> **BRIEF**: Write out all the entries word for word and omit any pictures.

> **STORED DATA**:

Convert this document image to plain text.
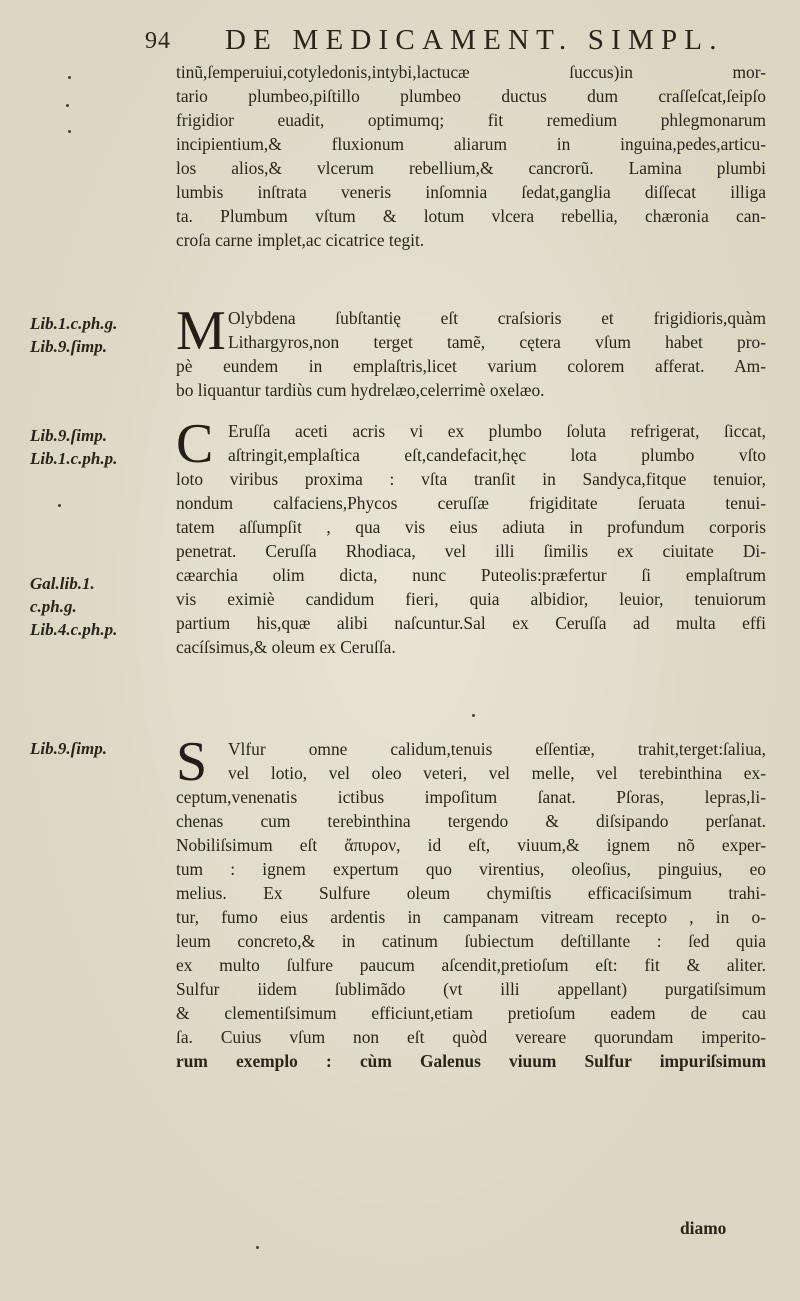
94 DE MEDICAMENT. SIMPL.
tinũ,ſemperuiui,cotyledonis,intybi,lactucæ ſuccus)in mor-
tario plumbeo,piſtillo plumbeo ductus dum craſſeſcat,ſeipſo
frigidior euadit, optimumq; fit remedium phlegmonarum
incipientium,& fluxionum aliarum in inguina,pedes,articu-
los alios,& vlcerum rebellium,& cancrorũ. Lamina plumbi
lumbis inſtrata veneris inſomnia ſedat,ganglia diſſecat illiga
ta. Plumbum vſtum & lotum vlcera rebellia, chæronia can-
croſa carne implet,ac cicatrice tegit.
M Olybdena ſubſtantię eſt craſsioris et frigidioris,quàm
Lithargyros,non terget tamẽ, cętera vſum habet pro-
pè eundem in emplaſtris,licet varium colorem afferat. Am-
bo liquantur tardiùs cum hydrelæo,celerrimè oxelæo.
C Eruſſa aceti acris vi ex plumbo ſoluta refrigerat, ſiccat,
aſtringit,emplaſtica eſt,candefacit,hęc lota plumbo vſto
loto viribus proxima : vſta tranſit in Sandyca,fitque tenuior,
nondum calfaciens,Phycos ceruſſæ frigiditate ſeruata tenui-
tatem aſſumpſit , qua vis eius adiuta in profundum corporis
penetrat. Ceruſſa Rhodiaca, vel illi ſimilis ex ciuitate Di-
cæarchia olim dicta, nunc Puteolis:præfertur ſi emplaſtrum
vis eximiè candidum fieri, quia albidior, leuior, tenuiorum
partium his,quæ alibi naſcuntur.Sal ex Ceruſſa ad multa effi
cacíſsimus,& oleum ex Ceruſſa.
S	Vlfur omne calidum,tenuis eſſentiæ, trahit,terget:ſaliua,
vel lotio, vel oleo veteri, vel melle, vel terebinthina ex-
ceptum,venenatis ictibus impoſitum ſanat. Pſoras, lepras,li-
chenas cum terebinthina tergendo & diſsipando perſanat.
Nobiliſsimum eſt ἄπυρον, id eſt, viuum,& ignem nõ exper-
tum : ignem expertum quo virentius, oleoſius, pinguius, eo
melius. Ex Sulfure oleum chymiſtis efficaciſsimum trahi-
tur, fumo eius ardentis in campanam vitream recepto , in o-
leum concreto,& in catinum ſubiectum deſtillante : ſed quia
ex multo ſulfure paucum aſcendit,pretioſum eſt: fit & aliter.
Sulfur iidem ſublimãdo (vt illi appellant) purgatiſsimum
& clementiſsimum efficiunt,etiam pretioſum eadem de cau
ſa. Cuius vſum non eſt quòd vereare quorundam imperito-
rum exemplo : cùm Galenus viuum Sulfur impuriſsimum
diamo
Lib.1.c.ph.g.
Lib.9.ſimp.
Lib.9.ſimp.
Lib.1.c.ph.p.
Gal.lib.1.
c.ph.g.
Lib.4.c.ph.p.
Lib.9.ſimp.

> **CORRECT RESULT**:
Convert this document image to plain text.
94 DE MEDICAMENT. SIMPL.
tinũ,ſemperuiui,cotyledonis,intybi,lactucæ ſuccus)in mor-
tario plumbeo,piſtillo plumbeo ductus dum craſſeſcat,ſeipſo
frigidior euadit, optimumq; fit remedium phlegmonarum
incipientium,& fluxionum aliarum in inguina,pedes,articu-
los alios,& vlcerum rebellium,& cancrorũ. Lamina plumbi
lumbis inſtrata veneris inſomnia ſedat,ganglia diſſecat illiga
ta. Plumbum vſtum & lotum vlcera rebellia, chæronia can-
croſa carne implet,ac cicatrice tegit.
M Olybdena ſubſtantię eſt craſsioris et frigidioris,quàm
Lithargyros,non terget tamẽ, cętera vſum habet pro-
pè eundem in emplaſtris,licet varium colorem afferat. Am-
bo liquantur tardiùs cum hydrelæo,celerrimè oxelæo.
C Eruſſa aceti acris vi ex plumbo ſoluta refrigerat, ſiccat,
aſtringit,emplaſtica eſt,candefacit,hęc lota plumbo vſto
loto viribus proxima : vſta tranſit in Sandyca,fitque tenuior,
nondum calfaciens,Phycos ceruſſæ frigiditate ſeruata tenui-
tatem aſſumpſit , qua vis eius adiuta in profundum corporis
penetrat. Ceruſſa Rhodiaca, vel illi ſimilis ex ciuitate Di-
cæarchia olim dicta, nunc Puteolis:præfertur ſi emplaſtrum
vis eximiè candidum fieri, quia albidior, leuior, tenuiorum
partium his,quæ alibi naſcuntur.Sal ex Ceruſſa ad multa effi
cacíſsimus,& oleum ex Ceruſſa.
S	Vlfur omne calidum,tenuis eſſentiæ, trahit,terget:ſaliua,
vel lotio, vel oleo veteri, vel melle, vel terebinthina ex-
ceptum,venenatis ictibus impoſitum ſanat. Pſoras, lepras,li-
chenas cum terebinthina tergendo & diſsipando perſanat.
Nobiliſsimum eſt ἄπυρον, id eſt, viuum,& ignem nõ exper-
tum : ignem expertum quo virentius, oleoſius, pinguius, eo
melius. Ex Sulfure oleum chymiſtis efficaciſsimum trahi-
tur, fumo eius ardentis in campanam vitream recepto , in o-
leum concreto,& in catinum ſubiectum deſtillante : ſed quia
ex multo ſulfure paucum aſcendit,pretioſum eſt: fit & aliter.
Sulfur iidem ſublimãdo (vt illi appellant) purgatiſsimum
& clementiſsimum efficiunt,etiam pretioſum eadem de cau
ſa. Cuius vſum non eſt quòd vereare quorundam imperito-
rum exemplo : cùm Galenus viuum Sulfur impuriſsimum
diamo
Lib.1.c.ph.g.
Lib.9.ſimp.
Lib.9.ſimp.
Lib.1.c.ph.p.
Gal.lib.1.
c.ph.g.
Lib.4.c.ph.p.
Lib.9.ſimp.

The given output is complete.